"""

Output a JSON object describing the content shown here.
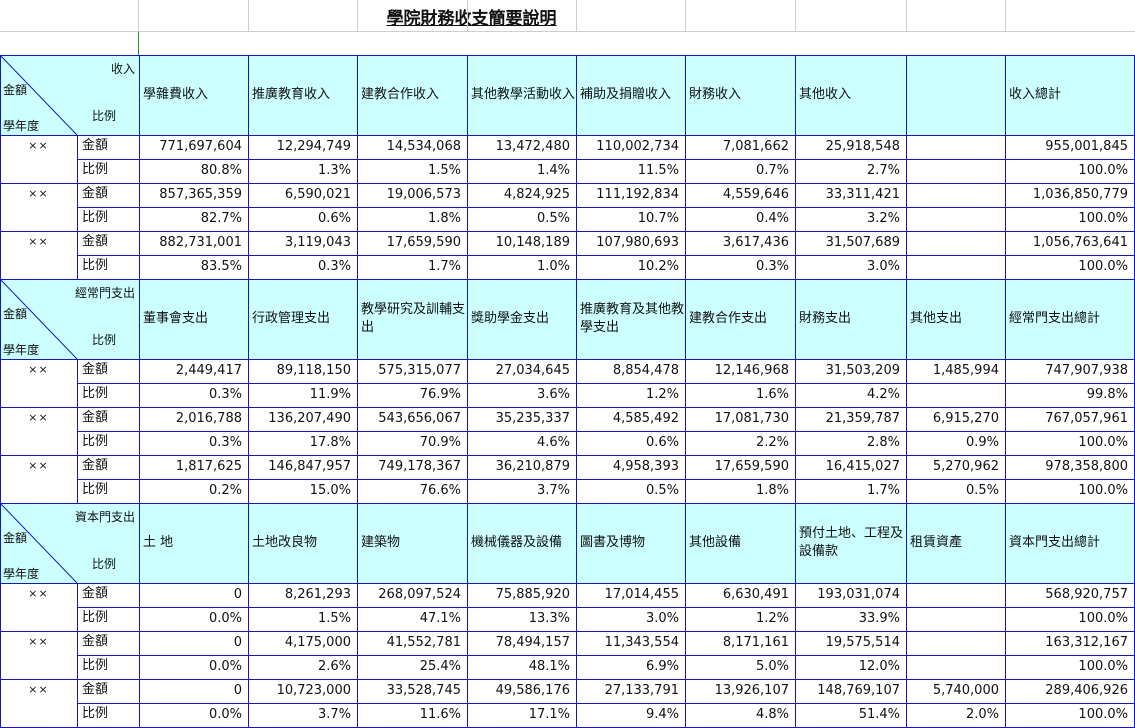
{
  "title": "學院財務收支簡要說明",
  "labels": {
    "amount": "金額",
    "ratio": "比例",
    "year": "學年度"
  },
  "sections": [
    {
      "corner": "收入",
      "headers": [
        "學雜費收入",
        "推廣教育收入",
        "建教合作收入",
        "其他教學活動收入",
        "補助及捐贈收入",
        "財務收入",
        "其他收入",
        "",
        "收入總計"
      ],
      "rows": [
        {
          "year": "××",
          "amount": [
            "771,697,604",
            "12,294,749",
            "14,534,068",
            "13,472,480",
            "110,002,734",
            "7,081,662",
            "25,918,548",
            "",
            "955,001,845"
          ],
          "ratio": [
            "80.8%",
            "1.3%",
            "1.5%",
            "1.4%",
            "11.5%",
            "0.7%",
            "2.7%",
            "",
            "100.0%"
          ]
        },
        {
          "year": "××",
          "amount": [
            "857,365,359",
            "6,590,021",
            "19,006,573",
            "4,824,925",
            "111,192,834",
            "4,559,646",
            "33,311,421",
            "",
            "1,036,850,779"
          ],
          "ratio": [
            "82.7%",
            "0.6%",
            "1.8%",
            "0.5%",
            "10.7%",
            "0.4%",
            "3.2%",
            "",
            "100.0%"
          ]
        },
        {
          "year": "××",
          "amount": [
            "882,731,001",
            "3,119,043",
            "17,659,590",
            "10,148,189",
            "107,980,693",
            "3,617,436",
            "31,507,689",
            "",
            "1,056,763,641"
          ],
          "ratio": [
            "83.5%",
            "0.3%",
            "1.7%",
            "1.0%",
            "10.2%",
            "0.3%",
            "3.0%",
            "",
            "100.0%"
          ]
        }
      ]
    },
    {
      "corner": "經常門支出",
      "headers": [
        "董事會支出",
        "行政管理支出",
        "教學研究及訓輔支出",
        "獎助學金支出",
        "推廣教育及其他教學支出",
        "建教合作支出",
        "財務支出",
        "其他支出",
        "經常門支出總計"
      ],
      "rows": [
        {
          "year": "××",
          "amount": [
            "2,449,417",
            "89,118,150",
            "575,315,077",
            "27,034,645",
            "8,854,478",
            "12,146,968",
            "31,503,209",
            "1,485,994",
            "747,907,938"
          ],
          "ratio": [
            "0.3%",
            "11.9%",
            "76.9%",
            "3.6%",
            "1.2%",
            "1.6%",
            "4.2%",
            "",
            "99.8%"
          ]
        },
        {
          "year": "××",
          "amount": [
            "2,016,788",
            "136,207,490",
            "543,656,067",
            "35,235,337",
            "4,585,492",
            "17,081,730",
            "21,359,787",
            "6,915,270",
            "767,057,961"
          ],
          "ratio": [
            "0.3%",
            "17.8%",
            "70.9%",
            "4.6%",
            "0.6%",
            "2.2%",
            "2.8%",
            "0.9%",
            "100.0%"
          ]
        },
        {
          "year": "××",
          "amount": [
            "1,817,625",
            "146,847,957",
            "749,178,367",
            "36,210,879",
            "4,958,393",
            "17,659,590",
            "16,415,027",
            "5,270,962",
            "978,358,800"
          ],
          "ratio": [
            "0.2%",
            "15.0%",
            "76.6%",
            "3.7%",
            "0.5%",
            "1.8%",
            "1.7%",
            "0.5%",
            "100.0%"
          ]
        }
      ]
    },
    {
      "corner": "資本門支出",
      "headers": [
        "土 地",
        "土地改良物",
        "建築物",
        "機械儀器及設備",
        "圖書及博物",
        "其他設備",
        "預付土地、工程及設備款",
        "租賃資產",
        "資本門支出總計"
      ],
      "rows": [
        {
          "year": "××",
          "amount": [
            "0",
            "8,261,293",
            "268,097,524",
            "75,885,920",
            "17,014,455",
            "6,630,491",
            "193,031,074",
            "",
            "568,920,757"
          ],
          "ratio": [
            "0.0%",
            "1.5%",
            "47.1%",
            "13.3%",
            "3.0%",
            "1.2%",
            "33.9%",
            "",
            "100.0%"
          ]
        },
        {
          "year": "××",
          "amount": [
            "0",
            "4,175,000",
            "41,552,781",
            "78,494,157",
            "11,343,554",
            "8,171,161",
            "19,575,514",
            "",
            "163,312,167"
          ],
          "ratio": [
            "0.0%",
            "2.6%",
            "25.4%",
            "48.1%",
            "6.9%",
            "5.0%",
            "12.0%",
            "",
            "100.0%"
          ]
        },
        {
          "year": "××",
          "amount": [
            "0",
            "10,723,000",
            "33,528,745",
            "49,586,176",
            "27,133,791",
            "13,926,107",
            "148,769,107",
            "5,740,000",
            "289,406,926"
          ],
          "ratio": [
            "0.0%",
            "3.7%",
            "11.6%",
            "17.1%",
            "9.4%",
            "4.8%",
            "51.4%",
            "2.0%",
            "100.0%"
          ]
        }
      ]
    }
  ]
}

"""

Nothing in the entries above should change when they are printed again, except that the pictures are dropped.

Output a JSON object describing the content shown here.
{
  "title": "學院財務收支簡要說明",
  "labels": {
    "amount": "金額",
    "ratio": "比例",
    "year": "學年度"
  },
  "sections": [
    {
      "corner": "收入",
      "headers": [
        "學雜費收入",
        "推廣教育收入",
        "建教合作收入",
        "其他教學活動收入",
        "補助及捐贈收入",
        "財務收入",
        "其他收入",
        "",
        "收入總計"
      ],
      "rows": [
        {
          "year": "××",
          "amount": [
            "771,697,604",
            "12,294,749",
            "14,534,068",
            "13,472,480",
            "110,002,734",
            "7,081,662",
            "25,918,548",
            "",
            "955,001,845"
          ],
          "ratio": [
            "80.8%",
            "1.3%",
            "1.5%",
            "1.4%",
            "11.5%",
            "0.7%",
            "2.7%",
            "",
            "100.0%"
          ]
        },
        {
          "year": "××",
          "amount": [
            "857,365,359",
            "6,590,021",
            "19,006,573",
            "4,824,925",
            "111,192,834",
            "4,559,646",
            "33,311,421",
            "",
            "1,036,850,779"
          ],
          "ratio": [
            "82.7%",
            "0.6%",
            "1.8%",
            "0.5%",
            "10.7%",
            "0.4%",
            "3.2%",
            "",
            "100.0%"
          ]
        },
        {
          "year": "××",
          "amount": [
            "882,731,001",
            "3,119,043",
            "17,659,590",
            "10,148,189",
            "107,980,693",
            "3,617,436",
            "31,507,689",
            "",
            "1,056,763,641"
          ],
          "ratio": [
            "83.5%",
            "0.3%",
            "1.7%",
            "1.0%",
            "10.2%",
            "0.3%",
            "3.0%",
            "",
            "100.0%"
          ]
        }
      ]
    },
    {
      "corner": "經常門支出",
      "headers": [
        "董事會支出",
        "行政管理支出",
        "教學研究及訓輔支出",
        "獎助學金支出",
        "推廣教育及其他教學支出",
        "建教合作支出",
        "財務支出",
        "其他支出",
        "經常門支出總計"
      ],
      "rows": [
        {
          "year": "××",
          "amount": [
            "2,449,417",
            "89,118,150",
            "575,315,077",
            "27,034,645",
            "8,854,478",
            "12,146,968",
            "31,503,209",
            "1,485,994",
            "747,907,938"
          ],
          "ratio": [
            "0.3%",
            "11.9%",
            "76.9%",
            "3.6%",
            "1.2%",
            "1.6%",
            "4.2%",
            "",
            "99.8%"
          ]
        },
        {
          "year": "××",
          "amount": [
            "2,016,788",
            "136,207,490",
            "543,656,067",
            "35,235,337",
            "4,585,492",
            "17,081,730",
            "21,359,787",
            "6,915,270",
            "767,057,961"
          ],
          "ratio": [
            "0.3%",
            "17.8%",
            "70.9%",
            "4.6%",
            "0.6%",
            "2.2%",
            "2.8%",
            "0.9%",
            "100.0%"
          ]
        },
        {
          "year": "××",
          "amount": [
            "1,817,625",
            "146,847,957",
            "749,178,367",
            "36,210,879",
            "4,958,393",
            "17,659,590",
            "16,415,027",
            "5,270,962",
            "978,358,800"
          ],
          "ratio": [
            "0.2%",
            "15.0%",
            "76.6%",
            "3.7%",
            "0.5%",
            "1.8%",
            "1.7%",
            "0.5%",
            "100.0%"
          ]
        }
      ]
    },
    {
      "corner": "資本門支出",
      "headers": [
        "土 地",
        "土地改良物",
        "建築物",
        "機械儀器及設備",
        "圖書及博物",
        "其他設備",
        "預付土地、工程及設備款",
        "租賃資產",
        "資本門支出總計"
      ],
      "rows": [
        {
          "year": "××",
          "amount": [
            "0",
            "8,261,293",
            "268,097,524",
            "75,885,920",
            "17,014,455",
            "6,630,491",
            "193,031,074",
            "",
            "568,920,757"
          ],
          "ratio": [
            "0.0%",
            "1.5%",
            "47.1%",
            "13.3%",
            "3.0%",
            "1.2%",
            "33.9%",
            "",
            "100.0%"
          ]
        },
        {
          "year": "××",
          "amount": [
            "0",
            "4,175,000",
            "41,552,781",
            "78,494,157",
            "11,343,554",
            "8,171,161",
            "19,575,514",
            "",
            "163,312,167"
          ],
          "ratio": [
            "0.0%",
            "2.6%",
            "25.4%",
            "48.1%",
            "6.9%",
            "5.0%",
            "12.0%",
            "",
            "100.0%"
          ]
        },
        {
          "year": "××",
          "amount": [
            "0",
            "10,723,000",
            "33,528,745",
            "49,586,176",
            "27,133,791",
            "13,926,107",
            "148,769,107",
            "5,740,000",
            "289,406,926"
          ],
          "ratio": [
            "0.0%",
            "3.7%",
            "11.6%",
            "17.1%",
            "9.4%",
            "4.8%",
            "51.4%",
            "2.0%",
            "100.0%"
          ]
        }
      ]
    }
  ]
}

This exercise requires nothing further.